§ STATED EXERCISE: Set down each record exactly as written.

§ GIVEN DATA:
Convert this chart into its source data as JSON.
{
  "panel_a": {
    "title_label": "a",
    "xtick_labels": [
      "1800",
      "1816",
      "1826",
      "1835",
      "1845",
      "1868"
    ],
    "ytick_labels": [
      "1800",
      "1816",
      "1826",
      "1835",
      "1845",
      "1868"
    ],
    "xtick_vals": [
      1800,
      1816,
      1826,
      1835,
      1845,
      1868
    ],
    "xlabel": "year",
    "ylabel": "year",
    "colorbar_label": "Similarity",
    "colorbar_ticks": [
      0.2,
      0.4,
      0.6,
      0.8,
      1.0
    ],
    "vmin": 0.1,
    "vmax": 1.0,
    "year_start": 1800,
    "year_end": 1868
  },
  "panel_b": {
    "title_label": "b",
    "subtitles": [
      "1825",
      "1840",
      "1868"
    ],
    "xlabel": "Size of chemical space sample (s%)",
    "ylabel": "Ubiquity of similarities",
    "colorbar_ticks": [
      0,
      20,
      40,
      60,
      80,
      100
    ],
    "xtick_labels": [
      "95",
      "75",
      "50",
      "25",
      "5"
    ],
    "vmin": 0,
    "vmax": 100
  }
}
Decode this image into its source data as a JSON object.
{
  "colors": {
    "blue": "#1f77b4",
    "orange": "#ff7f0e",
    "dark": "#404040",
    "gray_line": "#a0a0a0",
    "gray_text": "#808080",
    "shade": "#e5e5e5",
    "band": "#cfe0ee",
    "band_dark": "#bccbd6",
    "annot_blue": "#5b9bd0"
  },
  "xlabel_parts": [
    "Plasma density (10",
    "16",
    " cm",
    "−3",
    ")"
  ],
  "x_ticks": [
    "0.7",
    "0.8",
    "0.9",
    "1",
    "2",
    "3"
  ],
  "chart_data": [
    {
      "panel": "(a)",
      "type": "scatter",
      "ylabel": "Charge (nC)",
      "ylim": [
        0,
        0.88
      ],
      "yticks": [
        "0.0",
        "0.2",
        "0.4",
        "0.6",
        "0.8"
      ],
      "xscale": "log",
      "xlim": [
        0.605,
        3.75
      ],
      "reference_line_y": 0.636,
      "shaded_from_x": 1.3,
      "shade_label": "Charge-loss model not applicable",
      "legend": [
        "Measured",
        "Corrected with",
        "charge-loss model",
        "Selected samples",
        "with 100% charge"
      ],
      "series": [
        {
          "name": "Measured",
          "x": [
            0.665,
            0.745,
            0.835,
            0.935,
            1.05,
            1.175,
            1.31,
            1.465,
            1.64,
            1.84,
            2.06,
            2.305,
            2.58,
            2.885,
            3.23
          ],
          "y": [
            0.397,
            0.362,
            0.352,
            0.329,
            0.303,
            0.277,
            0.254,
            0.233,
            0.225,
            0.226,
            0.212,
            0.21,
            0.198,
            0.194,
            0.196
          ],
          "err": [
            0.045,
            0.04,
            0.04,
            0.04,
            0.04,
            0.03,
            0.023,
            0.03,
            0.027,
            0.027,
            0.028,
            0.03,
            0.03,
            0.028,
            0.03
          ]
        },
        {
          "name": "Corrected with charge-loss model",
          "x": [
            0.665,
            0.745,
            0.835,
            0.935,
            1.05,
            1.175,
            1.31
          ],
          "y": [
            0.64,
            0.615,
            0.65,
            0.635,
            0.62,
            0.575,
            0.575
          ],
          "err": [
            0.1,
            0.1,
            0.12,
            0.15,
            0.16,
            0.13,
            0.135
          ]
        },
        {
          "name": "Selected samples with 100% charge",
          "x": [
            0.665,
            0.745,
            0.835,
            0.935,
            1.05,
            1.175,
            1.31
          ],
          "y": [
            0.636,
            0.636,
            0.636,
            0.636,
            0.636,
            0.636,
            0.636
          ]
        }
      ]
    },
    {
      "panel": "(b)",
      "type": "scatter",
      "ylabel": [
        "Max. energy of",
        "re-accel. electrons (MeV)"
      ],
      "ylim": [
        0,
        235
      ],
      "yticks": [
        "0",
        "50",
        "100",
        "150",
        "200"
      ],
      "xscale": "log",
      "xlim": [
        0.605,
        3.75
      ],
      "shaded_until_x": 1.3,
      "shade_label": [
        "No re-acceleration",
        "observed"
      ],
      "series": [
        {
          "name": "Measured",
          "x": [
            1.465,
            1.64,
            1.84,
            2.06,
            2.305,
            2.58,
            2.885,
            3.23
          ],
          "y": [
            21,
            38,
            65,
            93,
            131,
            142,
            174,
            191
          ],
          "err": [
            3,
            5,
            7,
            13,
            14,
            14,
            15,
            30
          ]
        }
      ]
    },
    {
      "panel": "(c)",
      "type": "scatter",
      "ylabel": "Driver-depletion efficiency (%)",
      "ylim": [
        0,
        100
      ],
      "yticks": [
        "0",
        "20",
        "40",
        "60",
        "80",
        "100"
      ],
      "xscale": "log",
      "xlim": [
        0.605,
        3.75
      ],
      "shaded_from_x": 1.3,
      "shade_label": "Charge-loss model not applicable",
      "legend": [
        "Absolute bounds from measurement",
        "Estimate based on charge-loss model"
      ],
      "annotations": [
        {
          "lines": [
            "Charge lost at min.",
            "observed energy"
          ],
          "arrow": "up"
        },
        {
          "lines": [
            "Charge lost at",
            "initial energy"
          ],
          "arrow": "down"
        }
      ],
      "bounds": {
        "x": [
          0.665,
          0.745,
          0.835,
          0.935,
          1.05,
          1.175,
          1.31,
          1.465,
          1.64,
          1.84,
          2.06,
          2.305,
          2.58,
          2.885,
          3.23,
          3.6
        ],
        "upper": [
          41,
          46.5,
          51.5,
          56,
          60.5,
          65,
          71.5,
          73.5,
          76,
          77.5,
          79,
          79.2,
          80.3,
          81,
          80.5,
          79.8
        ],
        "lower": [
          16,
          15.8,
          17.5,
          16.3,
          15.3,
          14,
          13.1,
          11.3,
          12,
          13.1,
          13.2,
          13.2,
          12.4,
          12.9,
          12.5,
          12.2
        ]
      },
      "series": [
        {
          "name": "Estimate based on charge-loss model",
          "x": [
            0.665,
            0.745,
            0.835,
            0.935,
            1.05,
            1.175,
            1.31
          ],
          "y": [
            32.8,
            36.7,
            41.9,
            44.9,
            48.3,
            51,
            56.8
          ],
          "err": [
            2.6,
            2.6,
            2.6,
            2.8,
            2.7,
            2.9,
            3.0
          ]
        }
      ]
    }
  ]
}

§ FINISHED EXERCISE:
Convert this chart into its source data as JSON.
{
  "panel_a": {
    "title_label": "a",
    "xtick_labels": [
      "1800",
      "1816",
      "1826",
      "1835",
      "1845",
      "1868"
    ],
    "ytick_labels": [
      "1800",
      "1816",
      "1826",
      "1835",
      "1845",
      "1868"
    ],
    "xtick_vals": [
      1800,
      1816,
      1826,
      1835,
      1845,
      1868
    ],
    "xlabel": "year",
    "ylabel": "year",
    "colorbar_label": "Similarity",
    "colorbar_ticks": [
      0.2,
      0.4,
      0.6,
      0.8,
      1.0
    ],
    "vmin": 0.1,
    "vmax": 1.0,
    "year_start": 1800,
    "year_end": 1868
  },
  "panel_b": {
    "title_label": "b",
    "subtitles": [
      "1825",
      "1840",
      "1868"
    ],
    "xlabel": "Size of chemical space sample (s%)",
    "ylabel": "Ubiquity of similarities",
    "colorbar_ticks": [
      0,
      20,
      40,
      60,
      80,
      100
    ],
    "xtick_labels": [
      "95",
      "75",
      "50",
      "25",
      "5"
    ],
    "vmin": 0,
    "vmax": 100
  }
}
Decode this image into its source data as a JSON object.
{
  "colors": {
    "blue": "#1f77b4",
    "orange": "#ff7f0e",
    "dark": "#404040",
    "gray_line": "#a0a0a0",
    "gray_text": "#808080",
    "shade": "#e5e5e5",
    "band": "#cfe0ee",
    "band_dark": "#bccbd6",
    "annot_blue": "#5b9bd0"
  },
  "xlabel_parts": [
    "Plasma density (10",
    "16",
    " cm",
    "−3",
    ")"
  ],
  "x_ticks": [
    "0.7",
    "0.8",
    "0.9",
    "1",
    "2",
    "3"
  ],
  "chart_data": [
    {
      "panel": "(a)",
      "type": "scatter",
      "ylabel": "Charge (nC)",
      "ylim": [
        0,
        0.88
      ],
      "yticks": [
        "0.0",
        "0.2",
        "0.4",
        "0.6",
        "0.8"
      ],
      "xscale": "log",
      "xlim": [
        0.605,
        3.75
      ],
      "reference_line_y": 0.636,
      "shaded_from_x": 1.3,
      "shade_label": "Charge-loss model not applicable",
      "legend": [
        "Measured",
        "Corrected with",
        "charge-loss model",
        "Selected samples",
        "with 100% charge"
      ],
      "series": [
        {
          "name": "Measured",
          "x": [
            0.665,
            0.745,
            0.835,
            0.935,
            1.05,
            1.175,
            1.31,
            1.465,
            1.64,
            1.84,
            2.06,
            2.305,
            2.58,
            2.885,
            3.23
          ],
          "y": [
            0.397,
            0.362,
            0.352,
            0.329,
            0.303,
            0.277,
            0.254,
            0.233,
            0.225,
            0.226,
            0.212,
            0.21,
            0.198,
            0.194,
            0.196
          ],
          "err": [
            0.045,
            0.04,
            0.04,
            0.04,
            0.04,
            0.03,
            0.023,
            0.03,
            0.027,
            0.027,
            0.028,
            0.03,
            0.03,
            0.028,
            0.03
          ]
        },
        {
          "name": "Corrected with charge-loss model",
          "x": [
            0.665,
            0.745,
            0.835,
            0.935,
            1.05,
            1.175,
            1.31
          ],
          "y": [
            0.64,
            0.615,
            0.65,
            0.635,
            0.62,
            0.575,
            0.575
          ],
          "err": [
            0.1,
            0.1,
            0.12,
            0.15,
            0.16,
            0.13,
            0.135
          ]
        },
        {
          "name": "Selected samples with 100% charge",
          "x": [
            0.665,
            0.745,
            0.835,
            0.935,
            1.05,
            1.175,
            1.31
          ],
          "y": [
            0.636,
            0.636,
            0.636,
            0.636,
            0.636,
            0.636,
            0.636
          ]
        }
      ]
    },
    {
      "panel": "(b)",
      "type": "scatter",
      "ylabel": [
        "Max. energy of",
        "re-accel. electrons (MeV)"
      ],
      "ylim": [
        0,
        235
      ],
      "yticks": [
        "0",
        "50",
        "100",
        "150",
        "200"
      ],
      "xscale": "log",
      "xlim": [
        0.605,
        3.75
      ],
      "shaded_until_x": 1.3,
      "shade_label": [
        "No re-acceleration",
        "observed"
      ],
      "series": [
        {
          "name": "Measured",
          "x": [
            1.465,
            1.64,
            1.84,
            2.06,
            2.305,
            2.58,
            2.885,
            3.23
          ],
          "y": [
            21,
            38,
            65,
            93,
            131,
            142,
            174,
            191
          ],
          "err": [
            3,
            5,
            7,
            13,
            14,
            14,
            15,
            30
          ]
        }
      ]
    },
    {
      "panel": "(c)",
      "type": "scatter",
      "ylabel": "Driver-depletion efficiency (%)",
      "ylim": [
        0,
        100
      ],
      "yticks": [
        "0",
        "20",
        "40",
        "60",
        "80",
        "100"
      ],
      "xscale": "log",
      "xlim": [
        0.605,
        3.75
      ],
      "shaded_from_x": 1.3,
      "shade_label": "Charge-loss model not applicable",
      "legend": [
        "Absolute bounds from measurement",
        "Estimate based on charge-loss model"
      ],
      "annotations": [
        {
          "lines": [
            "Charge lost at min.",
            "observed energy"
          ],
          "arrow": "up"
        },
        {
          "lines": [
            "Charge lost at",
            "initial energy"
          ],
          "arrow": "down"
        }
      ],
      "bounds": {
        "x": [
          0.665,
          0.745,
          0.835,
          0.935,
          1.05,
          1.175,
          1.31,
          1.465,
          1.64,
          1.84,
          2.06,
          2.305,
          2.58,
          2.885,
          3.23,
          3.6
        ],
        "upper": [
          41,
          46.5,
          51.5,
          56,
          60.5,
          65,
          71.5,
          73.5,
          76,
          77.5,
          79,
          79.2,
          80.3,
          81,
          80.5,
          79.8
        ],
        "lower": [
          16,
          15.8,
          17.5,
          16.3,
          15.3,
          14,
          13.1,
          11.3,
          12,
          13.1,
          13.2,
          13.2,
          12.4,
          12.9,
          12.5,
          12.2
        ]
      },
      "series": [
        {
          "name": "Estimate based on charge-loss model",
          "x": [
            0.665,
            0.745,
            0.835,
            0.935,
            1.05,
            1.175,
            1.31
          ],
          "y": [
            32.8,
            36.7,
            41.9,
            44.9,
            48.3,
            51,
            56.8
          ],
          "err": [
            2.6,
            2.6,
            2.6,
            2.8,
            2.7,
            2.9,
            3.0
          ]
        }
      ]
    }
  ]
}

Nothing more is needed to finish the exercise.